- **Exercise**: Reproduce every record exactly as it appears, but not the pictures.

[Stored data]
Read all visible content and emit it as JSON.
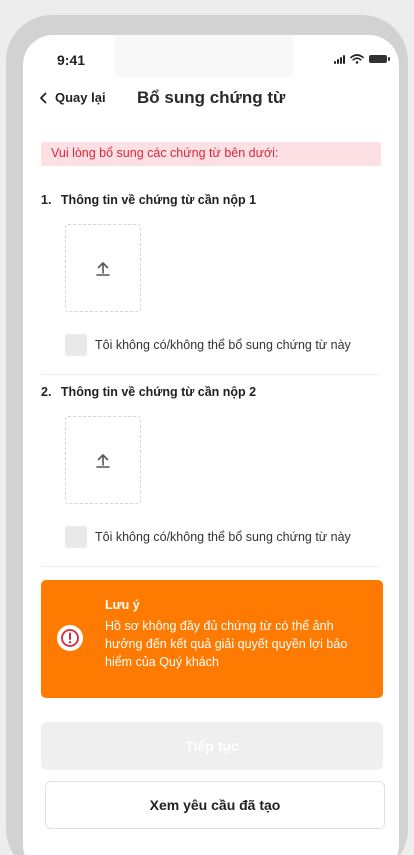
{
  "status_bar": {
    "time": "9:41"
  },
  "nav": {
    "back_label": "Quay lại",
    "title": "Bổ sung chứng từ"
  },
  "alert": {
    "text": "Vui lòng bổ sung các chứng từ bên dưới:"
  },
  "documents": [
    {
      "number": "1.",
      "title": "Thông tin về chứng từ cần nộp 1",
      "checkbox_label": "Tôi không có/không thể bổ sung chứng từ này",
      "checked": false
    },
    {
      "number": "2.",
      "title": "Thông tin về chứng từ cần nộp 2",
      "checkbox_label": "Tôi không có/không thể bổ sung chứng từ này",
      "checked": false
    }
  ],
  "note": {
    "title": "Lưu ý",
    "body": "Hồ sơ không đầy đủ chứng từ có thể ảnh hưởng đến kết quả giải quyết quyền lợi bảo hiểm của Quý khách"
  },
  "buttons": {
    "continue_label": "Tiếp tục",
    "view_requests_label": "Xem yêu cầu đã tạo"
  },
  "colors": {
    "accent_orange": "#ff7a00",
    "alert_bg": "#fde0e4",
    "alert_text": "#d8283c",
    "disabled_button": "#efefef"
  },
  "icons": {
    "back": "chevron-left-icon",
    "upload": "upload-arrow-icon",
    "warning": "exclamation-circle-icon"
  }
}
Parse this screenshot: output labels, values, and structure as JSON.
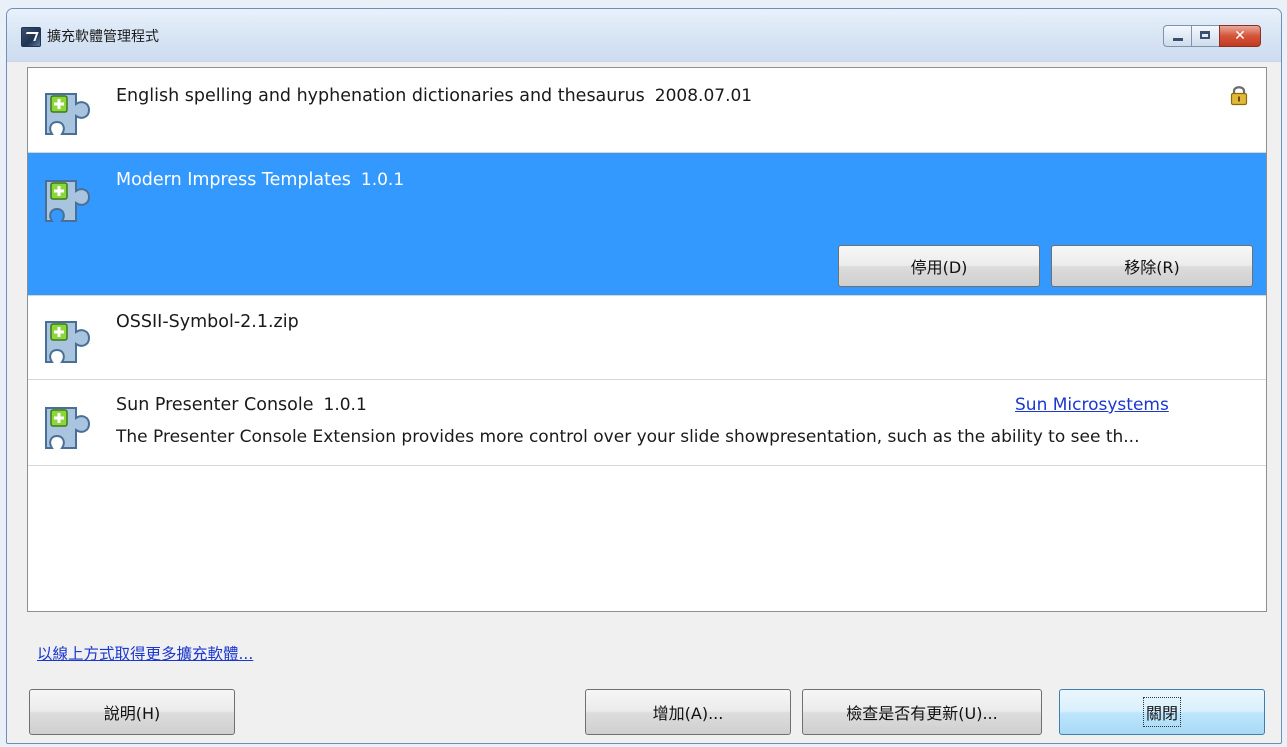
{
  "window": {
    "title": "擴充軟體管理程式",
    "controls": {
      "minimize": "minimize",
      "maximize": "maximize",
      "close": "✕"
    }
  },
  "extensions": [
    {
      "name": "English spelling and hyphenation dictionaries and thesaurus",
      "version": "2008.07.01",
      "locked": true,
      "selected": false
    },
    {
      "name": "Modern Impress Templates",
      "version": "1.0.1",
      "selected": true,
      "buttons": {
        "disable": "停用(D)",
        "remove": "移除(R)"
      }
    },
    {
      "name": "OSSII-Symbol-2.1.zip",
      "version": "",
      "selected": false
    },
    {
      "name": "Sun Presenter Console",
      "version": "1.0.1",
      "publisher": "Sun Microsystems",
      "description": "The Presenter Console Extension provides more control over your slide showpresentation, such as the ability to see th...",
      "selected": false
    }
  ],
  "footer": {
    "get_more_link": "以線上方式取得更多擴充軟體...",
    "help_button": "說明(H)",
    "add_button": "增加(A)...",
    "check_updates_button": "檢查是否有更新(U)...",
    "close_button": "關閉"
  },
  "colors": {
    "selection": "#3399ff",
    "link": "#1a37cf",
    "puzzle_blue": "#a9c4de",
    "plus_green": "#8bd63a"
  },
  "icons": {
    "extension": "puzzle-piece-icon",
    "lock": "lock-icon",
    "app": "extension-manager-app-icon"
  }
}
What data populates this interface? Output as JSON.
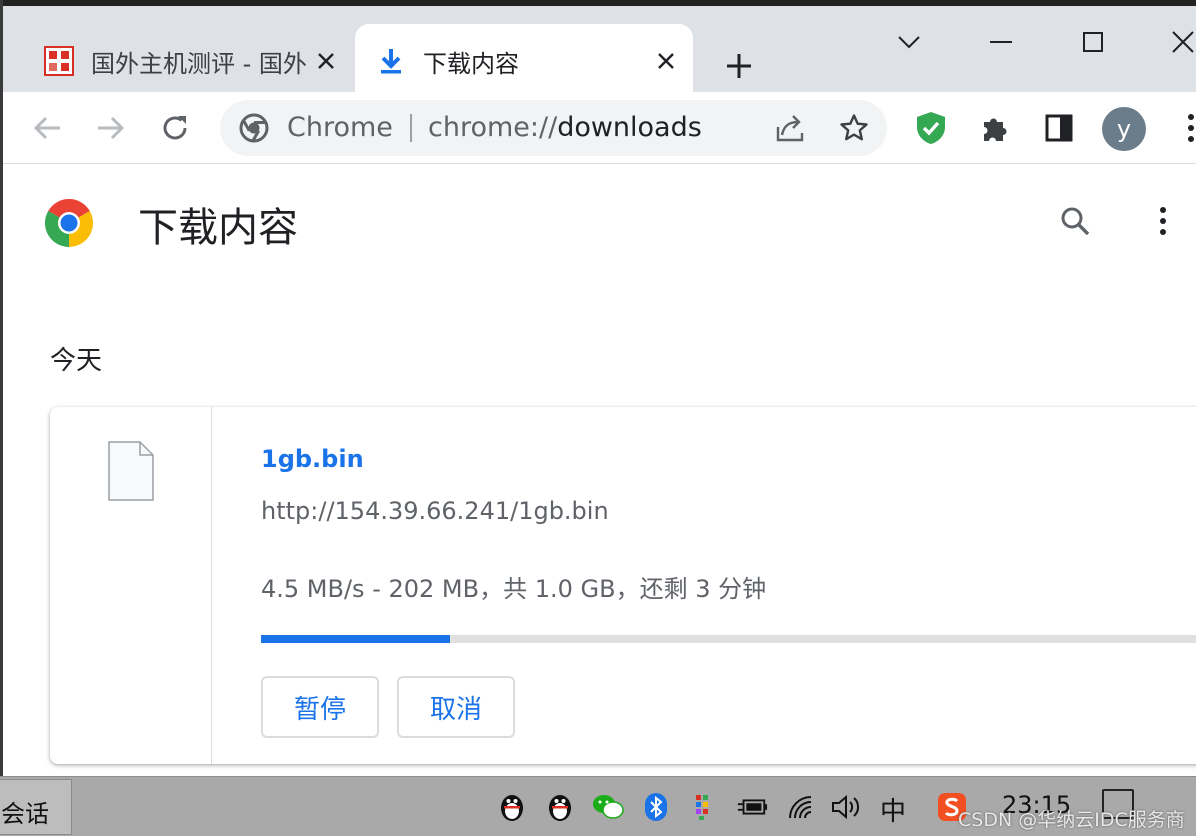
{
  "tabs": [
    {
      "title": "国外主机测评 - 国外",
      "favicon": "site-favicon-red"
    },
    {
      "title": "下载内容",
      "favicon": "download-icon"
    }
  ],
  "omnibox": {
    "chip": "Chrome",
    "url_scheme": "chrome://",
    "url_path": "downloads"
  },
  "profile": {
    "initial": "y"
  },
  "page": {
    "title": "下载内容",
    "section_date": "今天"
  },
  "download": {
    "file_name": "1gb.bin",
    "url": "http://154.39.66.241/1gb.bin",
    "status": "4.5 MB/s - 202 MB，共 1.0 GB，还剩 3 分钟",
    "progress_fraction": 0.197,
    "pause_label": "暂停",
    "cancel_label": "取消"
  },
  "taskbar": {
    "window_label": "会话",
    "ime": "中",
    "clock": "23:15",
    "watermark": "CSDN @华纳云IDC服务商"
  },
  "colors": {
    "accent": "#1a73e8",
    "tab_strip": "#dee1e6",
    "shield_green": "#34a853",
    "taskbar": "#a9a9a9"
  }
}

- **Answer below**:
Read all visible content and emit it as JSON.
{
  "status_bar": {
    "time": "9:41"
  },
  "nav": {
    "back_label": "Quay lại",
    "title": "Bổ sung chứng từ"
  },
  "alert": {
    "text": "Vui lòng bổ sung các chứng từ bên dưới:"
  },
  "documents": [
    {
      "number": "1.",
      "title": "Thông tin về chứng từ cần nộp 1",
      "checkbox_label": "Tôi không có/không thể bổ sung chứng từ này",
      "checked": false
    },
    {
      "number": "2.",
      "title": "Thông tin về chứng từ cần nộp 2",
      "checkbox_label": "Tôi không có/không thể bổ sung chứng từ này",
      "checked": false
    }
  ],
  "note": {
    "title": "Lưu ý",
    "body": "Hồ sơ không đầy đủ chứng từ có thể ảnh hưởng đến kết quả giải quyết quyền lợi bảo hiểm của Quý khách"
  },
  "buttons": {
    "continue_label": "Tiếp tục",
    "view_requests_label": "Xem yêu cầu đã tạo"
  },
  "colors": {
    "accent_orange": "#ff7a00",
    "alert_bg": "#fde0e4",
    "alert_text": "#d8283c",
    "disabled_button": "#efefef"
  },
  "icons": {
    "back": "chevron-left-icon",
    "upload": "upload-arrow-icon",
    "warning": "exclamation-circle-icon"
  }
}
Parse this screenshot: output labels, values, and structure as JSON.
{
  "window": {
    "title": "擴充軟體管理程式",
    "controls": {
      "minimize": "minimize",
      "maximize": "maximize",
      "close": "✕"
    }
  },
  "extensions": [
    {
      "name": "English spelling and hyphenation dictionaries and thesaurus",
      "version": "2008.07.01",
      "locked": true,
      "selected": false
    },
    {
      "name": "Modern Impress Templates",
      "version": "1.0.1",
      "selected": true,
      "buttons": {
        "disable": "停用(D)",
        "remove": "移除(R)"
      }
    },
    {
      "name": "OSSII-Symbol-2.1.zip",
      "version": "",
      "selected": false
    },
    {
      "name": "Sun Presenter Console",
      "version": "1.0.1",
      "publisher": "Sun Microsystems",
      "description": "The Presenter Console Extension provides more control over your slide showpresentation, such as the ability to see th...",
      "selected": false
    }
  ],
  "footer": {
    "get_more_link": "以線上方式取得更多擴充軟體...",
    "help_button": "說明(H)",
    "add_button": "增加(A)...",
    "check_updates_button": "檢查是否有更新(U)...",
    "close_button": "關閉"
  },
  "colors": {
    "selection": "#3399ff",
    "link": "#1a37cf",
    "puzzle_blue": "#a9c4de",
    "plus_green": "#8bd63a"
  },
  "icons": {
    "extension": "puzzle-piece-icon",
    "lock": "lock-icon",
    "app": "extension-manager-app-icon"
  }
}
What data populates this interface? Output as JSON.
{
  "tabs": [
    {
      "title": "国外主机测评 - 国外",
      "favicon": "site-favicon-red"
    },
    {
      "title": "下载内容",
      "favicon": "download-icon"
    }
  ],
  "omnibox": {
    "chip": "Chrome",
    "url_scheme": "chrome://",
    "url_path": "downloads"
  },
  "profile": {
    "initial": "y"
  },
  "page": {
    "title": "下载内容",
    "section_date": "今天"
  },
  "download": {
    "file_name": "1gb.bin",
    "url": "http://154.39.66.241/1gb.bin",
    "status": "4.5 MB/s - 202 MB，共 1.0 GB，还剩 3 分钟",
    "progress_fraction": 0.197,
    "pause_label": "暂停",
    "cancel_label": "取消"
  },
  "taskbar": {
    "window_label": "会话",
    "ime": "中",
    "clock": "23:15",
    "watermark": "CSDN @华纳云IDC服务商"
  },
  "colors": {
    "accent": "#1a73e8",
    "tab_strip": "#dee1e6",
    "shield_green": "#34a853",
    "taskbar": "#a9a9a9"
  }
}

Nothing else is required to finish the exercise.